Stored records
_ _ _
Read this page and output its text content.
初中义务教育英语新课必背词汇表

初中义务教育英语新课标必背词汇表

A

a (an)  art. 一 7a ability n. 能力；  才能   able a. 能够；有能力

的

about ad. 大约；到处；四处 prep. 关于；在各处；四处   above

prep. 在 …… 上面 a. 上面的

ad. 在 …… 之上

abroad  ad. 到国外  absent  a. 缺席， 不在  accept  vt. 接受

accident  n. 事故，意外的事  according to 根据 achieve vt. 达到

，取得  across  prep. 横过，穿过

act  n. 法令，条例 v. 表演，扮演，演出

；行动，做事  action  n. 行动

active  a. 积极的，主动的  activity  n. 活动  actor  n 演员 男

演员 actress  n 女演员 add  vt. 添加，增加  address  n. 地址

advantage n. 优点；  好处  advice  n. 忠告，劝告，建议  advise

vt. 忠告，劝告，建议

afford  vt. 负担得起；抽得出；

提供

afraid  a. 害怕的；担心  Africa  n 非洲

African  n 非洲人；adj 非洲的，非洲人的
_ _ _
Short task - Review the preceding data and report every line that includes the string "prep".

Answer for the task -
about ad. 大约；到处；四处 prep. 关于；在各处；四处   above
prep. 在 …… 上面 a. 上面的
，取得  across  prep. 横过，穿过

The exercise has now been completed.